■ **Task directions**
Pictures do not belong in the copy, so please give every entry below again exactly.

■ **Listed entries**
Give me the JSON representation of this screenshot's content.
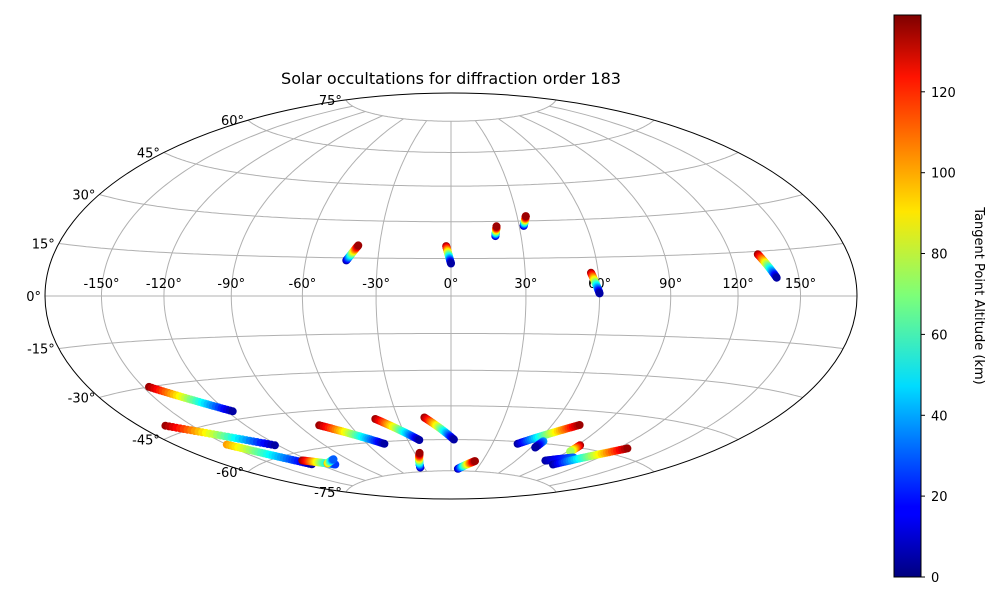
{
  "chart_data": {
    "type": "scatter",
    "projection": "hammer",
    "title": "Solar occultations for diffraction order 183",
    "lon_ticks": [
      "-150°",
      "-120°",
      "-90°",
      "-60°",
      "-30°",
      "0°",
      "30°",
      "60°",
      "90°",
      "120°",
      "150°"
    ],
    "lon_tick_values": [
      -150,
      -120,
      -90,
      -60,
      -30,
      0,
      30,
      60,
      90,
      120,
      150
    ],
    "lat_ticks": [
      "-75°",
      "-60°",
      "-45°",
      "-30°",
      "-15°",
      "0°",
      "15°",
      "30°",
      "45°",
      "60°",
      "75°"
    ],
    "lat_tick_values": [
      -75,
      -60,
      -45,
      -30,
      -15,
      0,
      15,
      30,
      45,
      60,
      75
    ],
    "grid": true,
    "colorbar": {
      "label": "Tangent Point Altitude (km)",
      "colormap": "jet",
      "range": [
        0,
        139
      ],
      "ticks": [
        "0",
        "20",
        "40",
        "60",
        "80",
        "100",
        "120"
      ],
      "tick_values": [
        0,
        20,
        40,
        60,
        80,
        100,
        120
      ]
    },
    "series": [
      {
        "lon_start": -43,
        "lat_start": 14,
        "lon_end": -39,
        "lat_end": 20,
        "alt_start": 5,
        "alt_end": 135
      },
      {
        "lon_start": -2,
        "lat_start": 20,
        "lon_end": 0,
        "lat_end": 13,
        "alt_start": 135,
        "alt_end": 5
      },
      {
        "lon_start": 19,
        "lat_start": 24,
        "lon_end": 20,
        "lat_end": 28,
        "alt_start": 5,
        "alt_end": 135
      },
      {
        "lon_start": 32,
        "lat_start": 28,
        "lon_end": 34,
        "lat_end": 32,
        "alt_start": 5,
        "alt_end": 135
      },
      {
        "lon_start": 57,
        "lat_start": 9,
        "lon_end": 60,
        "lat_end": 1,
        "alt_start": 135,
        "alt_end": 5
      },
      {
        "lon_start": 133,
        "lat_start": 14,
        "lon_end": 139,
        "lat_end": 6,
        "alt_start": 135,
        "alt_end": 5
      },
      {
        "lon_start": -147,
        "lat_start": -30,
        "lon_end": -117,
        "lat_end": -42,
        "alt_start": 135,
        "alt_end": 5
      },
      {
        "lon_start": -165,
        "lat_start": -42,
        "lon_end": -122,
        "lat_end": -56,
        "alt_start": 135,
        "alt_end": 5
      },
      {
        "lon_start": -150,
        "lat_start": -52,
        "lon_end": -125,
        "lat_end": -65,
        "alt_start": 100,
        "alt_end": 5
      },
      {
        "lon_start": -125,
        "lat_start": -63,
        "lon_end": -108,
        "lat_end": -67,
        "alt_start": 135,
        "alt_end": 25
      },
      {
        "lon_start": -112,
        "lat_start": -66,
        "lon_end": -101,
        "lat_end": -65,
        "alt_start": 100,
        "alt_end": 30
      },
      {
        "lon_start": -78,
        "lat_start": -51,
        "lon_end": -48,
        "lat_end": -61,
        "alt_start": 135,
        "alt_end": 5
      },
      {
        "lon_start": -43,
        "lat_start": -50,
        "lon_end": -22,
        "lat_end": -60,
        "alt_start": 135,
        "alt_end": 5
      },
      {
        "lon_start": -34,
        "lat_start": -73,
        "lon_end": -26,
        "lat_end": -66,
        "alt_start": 5,
        "alt_end": 135
      },
      {
        "lon_start": -15,
        "lat_start": -50,
        "lon_end": 2,
        "lat_end": -60,
        "alt_start": 135,
        "alt_end": 5
      },
      {
        "lon_start": 8,
        "lat_start": -74,
        "lon_end": 23,
        "lat_end": -70,
        "alt_start": 5,
        "alt_end": 135
      },
      {
        "lon_start": 48,
        "lat_start": -61,
        "lon_end": 76,
        "lat_end": -51,
        "alt_start": 5,
        "alt_end": 135
      },
      {
        "lon_start": 64,
        "lat_start": -59,
        "lon_end": 63,
        "lat_end": -62,
        "alt_start": 40,
        "alt_end": 5
      },
      {
        "lon_start": 92,
        "lat_start": -59,
        "lon_end": 92,
        "lat_end": -62,
        "alt_start": 135,
        "alt_end": 75
      },
      {
        "lon_start": 85,
        "lat_start": -67,
        "lon_end": 102,
        "lat_end": -64,
        "alt_start": 5,
        "alt_end": 30
      },
      {
        "lon_start": 97,
        "lat_start": -68,
        "lon_end": 126,
        "lat_end": -57,
        "alt_start": 5,
        "alt_end": 135
      }
    ]
  }
}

■ **Problem solution**
Give me the JSON representation of this screenshot's content.
{
  "chart_data": {
    "type": "scatter",
    "projection": "hammer",
    "title": "Solar occultations for diffraction order 183",
    "lon_ticks": [
      "-150°",
      "-120°",
      "-90°",
      "-60°",
      "-30°",
      "0°",
      "30°",
      "60°",
      "90°",
      "120°",
      "150°"
    ],
    "lon_tick_values": [
      -150,
      -120,
      -90,
      -60,
      -30,
      0,
      30,
      60,
      90,
      120,
      150
    ],
    "lat_ticks": [
      "-75°",
      "-60°",
      "-45°",
      "-30°",
      "-15°",
      "0°",
      "15°",
      "30°",
      "45°",
      "60°",
      "75°"
    ],
    "lat_tick_values": [
      -75,
      -60,
      -45,
      -30,
      -15,
      0,
      15,
      30,
      45,
      60,
      75
    ],
    "grid": true,
    "colorbar": {
      "label": "Tangent Point Altitude (km)",
      "colormap": "jet",
      "range": [
        0,
        139
      ],
      "ticks": [
        "0",
        "20",
        "40",
        "60",
        "80",
        "100",
        "120"
      ],
      "tick_values": [
        0,
        20,
        40,
        60,
        80,
        100,
        120
      ]
    },
    "series": [
      {
        "lon_start": -43,
        "lat_start": 14,
        "lon_end": -39,
        "lat_end": 20,
        "alt_start": 5,
        "alt_end": 135
      },
      {
        "lon_start": -2,
        "lat_start": 20,
        "lon_end": 0,
        "lat_end": 13,
        "alt_start": 135,
        "alt_end": 5
      },
      {
        "lon_start": 19,
        "lat_start": 24,
        "lon_end": 20,
        "lat_end": 28,
        "alt_start": 5,
        "alt_end": 135
      },
      {
        "lon_start": 32,
        "lat_start": 28,
        "lon_end": 34,
        "lat_end": 32,
        "alt_start": 5,
        "alt_end": 135
      },
      {
        "lon_start": 57,
        "lat_start": 9,
        "lon_end": 60,
        "lat_end": 1,
        "alt_start": 135,
        "alt_end": 5
      },
      {
        "lon_start": 133,
        "lat_start": 14,
        "lon_end": 139,
        "lat_end": 6,
        "alt_start": 135,
        "alt_end": 5
      },
      {
        "lon_start": -147,
        "lat_start": -30,
        "lon_end": -117,
        "lat_end": -42,
        "alt_start": 135,
        "alt_end": 5
      },
      {
        "lon_start": -165,
        "lat_start": -42,
        "lon_end": -122,
        "lat_end": -56,
        "alt_start": 135,
        "alt_end": 5
      },
      {
        "lon_start": -150,
        "lat_start": -52,
        "lon_end": -125,
        "lat_end": -65,
        "alt_start": 100,
        "alt_end": 5
      },
      {
        "lon_start": -125,
        "lat_start": -63,
        "lon_end": -108,
        "lat_end": -67,
        "alt_start": 135,
        "alt_end": 25
      },
      {
        "lon_start": -112,
        "lat_start": -66,
        "lon_end": -101,
        "lat_end": -65,
        "alt_start": 100,
        "alt_end": 30
      },
      {
        "lon_start": -78,
        "lat_start": -51,
        "lon_end": -48,
        "lat_end": -61,
        "alt_start": 135,
        "alt_end": 5
      },
      {
        "lon_start": -43,
        "lat_start": -50,
        "lon_end": -22,
        "lat_end": -60,
        "alt_start": 135,
        "alt_end": 5
      },
      {
        "lon_start": -34,
        "lat_start": -73,
        "lon_end": -26,
        "lat_end": -66,
        "alt_start": 5,
        "alt_end": 135
      },
      {
        "lon_start": -15,
        "lat_start": -50,
        "lon_end": 2,
        "lat_end": -60,
        "alt_start": 135,
        "alt_end": 5
      },
      {
        "lon_start": 8,
        "lat_start": -74,
        "lon_end": 23,
        "lat_end": -70,
        "alt_start": 5,
        "alt_end": 135
      },
      {
        "lon_start": 48,
        "lat_start": -61,
        "lon_end": 76,
        "lat_end": -51,
        "alt_start": 5,
        "alt_end": 135
      },
      {
        "lon_start": 64,
        "lat_start": -59,
        "lon_end": 63,
        "lat_end": -62,
        "alt_start": 40,
        "alt_end": 5
      },
      {
        "lon_start": 92,
        "lat_start": -59,
        "lon_end": 92,
        "lat_end": -62,
        "alt_start": 135,
        "alt_end": 75
      },
      {
        "lon_start": 85,
        "lat_start": -67,
        "lon_end": 102,
        "lat_end": -64,
        "alt_start": 5,
        "alt_end": 30
      },
      {
        "lon_start": 97,
        "lat_start": -68,
        "lon_end": 126,
        "lat_end": -57,
        "alt_start": 5,
        "alt_end": 135
      }
    ]
  }
}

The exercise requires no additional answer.